(Collected data)
###
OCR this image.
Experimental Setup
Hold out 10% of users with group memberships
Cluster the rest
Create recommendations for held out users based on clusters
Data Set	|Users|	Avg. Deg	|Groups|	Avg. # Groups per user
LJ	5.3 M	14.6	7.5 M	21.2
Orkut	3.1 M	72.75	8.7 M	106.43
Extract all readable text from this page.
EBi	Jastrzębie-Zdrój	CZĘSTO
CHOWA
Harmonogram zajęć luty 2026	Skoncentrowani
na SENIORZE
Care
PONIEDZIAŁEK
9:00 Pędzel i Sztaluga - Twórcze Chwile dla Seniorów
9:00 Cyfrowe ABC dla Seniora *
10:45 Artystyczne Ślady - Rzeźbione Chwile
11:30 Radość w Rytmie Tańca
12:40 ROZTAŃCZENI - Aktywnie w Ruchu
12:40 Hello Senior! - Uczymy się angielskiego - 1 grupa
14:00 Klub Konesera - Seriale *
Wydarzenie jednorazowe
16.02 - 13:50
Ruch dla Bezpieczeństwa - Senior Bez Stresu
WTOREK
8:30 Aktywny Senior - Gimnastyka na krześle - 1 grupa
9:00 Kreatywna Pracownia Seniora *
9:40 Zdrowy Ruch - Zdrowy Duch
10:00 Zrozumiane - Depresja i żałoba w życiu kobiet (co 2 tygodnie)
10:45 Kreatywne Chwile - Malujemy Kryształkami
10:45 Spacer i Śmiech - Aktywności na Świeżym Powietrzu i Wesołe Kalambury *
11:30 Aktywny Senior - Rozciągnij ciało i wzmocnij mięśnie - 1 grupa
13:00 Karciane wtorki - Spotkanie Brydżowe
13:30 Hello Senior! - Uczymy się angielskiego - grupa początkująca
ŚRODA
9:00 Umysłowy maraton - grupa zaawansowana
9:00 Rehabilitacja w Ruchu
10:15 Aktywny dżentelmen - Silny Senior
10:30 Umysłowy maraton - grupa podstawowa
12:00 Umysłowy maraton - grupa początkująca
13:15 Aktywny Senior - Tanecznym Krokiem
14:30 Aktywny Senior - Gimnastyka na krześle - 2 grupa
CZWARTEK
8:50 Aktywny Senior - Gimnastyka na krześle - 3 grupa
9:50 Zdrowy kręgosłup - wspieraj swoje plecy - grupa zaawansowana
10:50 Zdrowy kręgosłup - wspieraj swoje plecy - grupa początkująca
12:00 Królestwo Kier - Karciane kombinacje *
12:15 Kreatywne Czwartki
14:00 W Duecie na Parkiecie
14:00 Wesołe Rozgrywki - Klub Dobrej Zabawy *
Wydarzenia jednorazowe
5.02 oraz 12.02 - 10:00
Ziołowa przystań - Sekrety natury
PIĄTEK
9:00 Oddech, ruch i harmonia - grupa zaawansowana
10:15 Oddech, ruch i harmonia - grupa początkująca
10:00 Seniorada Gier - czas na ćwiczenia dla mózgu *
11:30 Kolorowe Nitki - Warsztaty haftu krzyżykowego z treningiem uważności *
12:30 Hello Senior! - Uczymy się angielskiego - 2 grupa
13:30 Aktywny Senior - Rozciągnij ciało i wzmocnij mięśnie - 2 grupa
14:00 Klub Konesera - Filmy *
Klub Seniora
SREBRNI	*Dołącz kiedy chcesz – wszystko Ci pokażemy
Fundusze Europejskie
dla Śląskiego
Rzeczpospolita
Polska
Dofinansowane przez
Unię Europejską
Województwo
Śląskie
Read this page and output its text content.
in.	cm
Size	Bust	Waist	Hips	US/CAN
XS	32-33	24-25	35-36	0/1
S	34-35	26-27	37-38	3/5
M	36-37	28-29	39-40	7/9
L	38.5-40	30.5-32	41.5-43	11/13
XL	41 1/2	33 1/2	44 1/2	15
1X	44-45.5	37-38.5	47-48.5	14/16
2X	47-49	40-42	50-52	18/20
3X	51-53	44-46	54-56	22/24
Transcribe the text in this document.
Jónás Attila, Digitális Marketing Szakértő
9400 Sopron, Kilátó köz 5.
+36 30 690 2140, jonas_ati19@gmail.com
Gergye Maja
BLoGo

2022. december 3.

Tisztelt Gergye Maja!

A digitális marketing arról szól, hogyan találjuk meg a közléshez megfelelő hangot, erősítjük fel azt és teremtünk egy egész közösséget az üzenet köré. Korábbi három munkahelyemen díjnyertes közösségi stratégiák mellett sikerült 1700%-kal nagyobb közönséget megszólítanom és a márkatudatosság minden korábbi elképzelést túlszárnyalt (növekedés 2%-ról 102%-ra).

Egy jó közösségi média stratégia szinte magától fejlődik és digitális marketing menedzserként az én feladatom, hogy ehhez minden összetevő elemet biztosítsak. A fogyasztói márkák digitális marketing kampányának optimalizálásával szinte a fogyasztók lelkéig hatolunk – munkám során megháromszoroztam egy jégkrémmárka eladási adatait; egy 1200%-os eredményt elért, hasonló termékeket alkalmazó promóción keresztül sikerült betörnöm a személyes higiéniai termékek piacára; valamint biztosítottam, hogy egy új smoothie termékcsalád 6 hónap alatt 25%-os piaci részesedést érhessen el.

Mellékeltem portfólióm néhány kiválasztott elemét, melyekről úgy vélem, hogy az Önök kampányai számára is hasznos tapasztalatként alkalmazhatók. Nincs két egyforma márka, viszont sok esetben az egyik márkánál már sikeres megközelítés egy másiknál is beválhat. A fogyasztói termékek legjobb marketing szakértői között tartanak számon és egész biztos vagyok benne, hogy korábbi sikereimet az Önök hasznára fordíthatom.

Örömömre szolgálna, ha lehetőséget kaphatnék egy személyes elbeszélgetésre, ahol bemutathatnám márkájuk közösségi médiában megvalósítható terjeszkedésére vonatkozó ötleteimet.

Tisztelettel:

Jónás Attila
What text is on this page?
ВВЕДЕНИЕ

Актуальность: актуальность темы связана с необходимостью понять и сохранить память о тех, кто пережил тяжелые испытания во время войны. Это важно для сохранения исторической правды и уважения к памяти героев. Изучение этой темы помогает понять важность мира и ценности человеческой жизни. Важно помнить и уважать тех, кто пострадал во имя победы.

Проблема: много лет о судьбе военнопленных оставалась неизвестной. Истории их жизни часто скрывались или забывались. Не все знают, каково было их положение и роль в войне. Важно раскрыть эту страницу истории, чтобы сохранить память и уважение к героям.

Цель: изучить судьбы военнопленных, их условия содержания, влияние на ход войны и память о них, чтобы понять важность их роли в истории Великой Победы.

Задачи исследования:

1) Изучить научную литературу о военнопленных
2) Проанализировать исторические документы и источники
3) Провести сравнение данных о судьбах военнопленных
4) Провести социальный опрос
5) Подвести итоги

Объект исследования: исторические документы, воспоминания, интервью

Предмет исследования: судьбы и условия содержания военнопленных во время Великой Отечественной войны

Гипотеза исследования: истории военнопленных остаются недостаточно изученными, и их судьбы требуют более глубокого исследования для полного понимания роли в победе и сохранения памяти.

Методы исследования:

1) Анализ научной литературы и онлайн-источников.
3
###
• What you should do
Give all the entries again exactly; leave none out.

• Problem solution
OCR this image.
Experimental Setup
Hold out 10% of users with group memberships
Cluster the rest
Create recommendations for held out users based on clusters
Data Set	|Users|	Avg. Deg	|Groups|	Avg. # Groups per user
LJ	5.3 M	14.6	7.5 M	21.2
Orkut	3.1 M	72.75	8.7 M	106.43
Extract all readable text from this page.
EBi	Jastrzębie-Zdrój	CZĘSTO
CHOWA
Harmonogram zajęć luty 2026	Skoncentrowani
na SENIORZE
Care
PONIEDZIAŁEK
9:00 Pędzel i Sztaluga - Twórcze Chwile dla Seniorów
9:00 Cyfrowe ABC dla Seniora *
10:45 Artystyczne Ślady - Rzeźbione Chwile
11:30 Radość w Rytmie Tańca
12:40 ROZTAŃCZENI - Aktywnie w Ruchu
12:40 Hello Senior! - Uczymy się angielskiego - 1 grupa
14:00 Klub Konesera - Seriale *
Wydarzenie jednorazowe
16.02 - 13:50
Ruch dla Bezpieczeństwa - Senior Bez Stresu
WTOREK
8:30 Aktywny Senior - Gimnastyka na krześle - 1 grupa
9:00 Kreatywna Pracownia Seniora *
9:40 Zdrowy Ruch - Zdrowy Duch
10:00 Zrozumiane - Depresja i żałoba w życiu kobiet (co 2 tygodnie)
10:45 Kreatywne Chwile - Malujemy Kryształkami
10:45 Spacer i Śmiech - Aktywności na Świeżym Powietrzu i Wesołe Kalambury *
11:30 Aktywny Senior - Rozciągnij ciało i wzmocnij mięśnie - 1 grupa
13:00 Karciane wtorki - Spotkanie Brydżowe
13:30 Hello Senior! - Uczymy się angielskiego - grupa początkująca
ŚRODA
9:00 Umysłowy maraton - grupa zaawansowana
9:00 Rehabilitacja w Ruchu
10:15 Aktywny dżentelmen - Silny Senior
10:30 Umysłowy maraton - grupa podstawowa
12:00 Umysłowy maraton - grupa początkująca
13:15 Aktywny Senior - Tanecznym Krokiem
14:30 Aktywny Senior - Gimnastyka na krześle - 2 grupa
CZWARTEK
8:50 Aktywny Senior - Gimnastyka na krześle - 3 grupa
9:50 Zdrowy kręgosłup - wspieraj swoje plecy - grupa zaawansowana
10:50 Zdrowy kręgosłup - wspieraj swoje plecy - grupa początkująca
12:00 Królestwo Kier - Karciane kombinacje *
12:15 Kreatywne Czwartki
14:00 W Duecie na Parkiecie
14:00 Wesołe Rozgrywki - Klub Dobrej Zabawy *
Wydarzenia jednorazowe
5.02 oraz 12.02 - 10:00
Ziołowa przystań - Sekrety natury
PIĄTEK
9:00 Oddech, ruch i harmonia - grupa zaawansowana
10:15 Oddech, ruch i harmonia - grupa początkująca
10:00 Seniorada Gier - czas na ćwiczenia dla mózgu *
11:30 Kolorowe Nitki - Warsztaty haftu krzyżykowego z treningiem uważności *
12:30 Hello Senior! - Uczymy się angielskiego - 2 grupa
13:30 Aktywny Senior - Rozciągnij ciało i wzmocnij mięśnie - 2 grupa
14:00 Klub Konesera - Filmy *
Klub Seniora
SREBRNI	*Dołącz kiedy chcesz – wszystko Ci pokażemy
Fundusze Europejskie
dla Śląskiego
Rzeczpospolita
Polska
Dofinansowane przez
Unię Europejską
Województwo
Śląskie
Read this page and output its text content.
in.	cm
Size	Bust	Waist	Hips	US/CAN
XS	32-33	24-25	35-36	0/1
S	34-35	26-27	37-38	3/5
M	36-37	28-29	39-40	7/9
L	38.5-40	30.5-32	41.5-43	11/13
XL	41 1/2	33 1/2	44 1/2	15
1X	44-45.5	37-38.5	47-48.5	14/16
2X	47-49	40-42	50-52	18/20
3X	51-53	44-46	54-56	22/24
Transcribe the text in this document.
Jónás Attila, Digitális Marketing Szakértő
9400 Sopron, Kilátó köz 5.
+36 30 690 2140, jonas_ati19@gmail.com
Gergye Maja
BLoGo

2022. december 3.

Tisztelt Gergye Maja!

A digitális marketing arról szól, hogyan találjuk meg a közléshez megfelelő hangot, erősítjük fel azt és teremtünk egy egész közösséget az üzenet köré. Korábbi három munkahelyemen díjnyertes közösségi stratégiák mellett sikerült 1700%-kal nagyobb közönséget megszólítanom és a márkatudatosság minden korábbi elképzelést túlszárnyalt (növekedés 2%-ról 102%-ra).

Egy jó közösségi média stratégia szinte magától fejlődik és digitális marketing menedzserként az én feladatom, hogy ehhez minden összetevő elemet biztosítsak. A fogyasztói márkák digitális marketing kampányának optimalizálásával szinte a fogyasztók lelkéig hatolunk – munkám során megháromszoroztam egy jégkrémmárka eladási adatait; egy 1200%-os eredményt elért, hasonló termékeket alkalmazó promóción keresztül sikerült betörnöm a személyes higiéniai termékek piacára; valamint biztosítottam, hogy egy új smoothie termékcsalád 6 hónap alatt 25%-os piaci részesedést érhessen el.

Mellékeltem portfólióm néhány kiválasztott elemét, melyekről úgy vélem, hogy az Önök kampányai számára is hasznos tapasztalatként alkalmazhatók. Nincs két egyforma márka, viszont sok esetben az egyik márkánál már sikeres megközelítés egy másiknál is beválhat. A fogyasztói termékek legjobb marketing szakértői között tartanak számon és egész biztos vagyok benne, hogy korábbi sikereimet az Önök hasznára fordíthatom.

Örömömre szolgálna, ha lehetőséget kaphatnék egy személyes elbeszélgetésre, ahol bemutathatnám márkájuk közösségi médiában megvalósítható terjeszkedésére vonatkozó ötleteimet.

Tisztelettel:

Jónás Attila
What text is on this page?
ВВЕДЕНИЕ

Актуальность: актуальность темы связана с необходимостью понять и сохранить память о тех, кто пережил тяжелые испытания во время войны. Это важно для сохранения исторической правды и уважения к памяти героев. Изучение этой темы помогает понять важность мира и ценности человеческой жизни. Важно помнить и уважать тех, кто пострадал во имя победы.

Проблема: много лет о судьбе военнопленных оставалась неизвестной. Истории их жизни часто скрывались или забывались. Не все знают, каково было их положение и роль в войне. Важно раскрыть эту страницу истории, чтобы сохранить память и уважение к героям.

Цель: изучить судьбы военнопленных, их условия содержания, влияние на ход войны и память о них, чтобы понять важность их роли в истории Великой Победы.

Задачи исследования:

1) Изучить научную литературу о военнопленных
2) Проанализировать исторические документы и источники
3) Провести сравнение данных о судьбах военнопленных
4) Провести социальный опрос
5) Подвести итоги

Объект исследования: исторические документы, воспоминания, интервью

Предмет исследования: судьбы и условия содержания военнопленных во время Великой Отечественной войны

Гипотеза исследования: истории военнопленных остаются недостаточно изученными, и их судьбы требуют более глубокого исследования для полного понимания роли в победе и сохранения памяти.

Методы исследования:

1) Анализ научной литературы и онлайн-источников.
3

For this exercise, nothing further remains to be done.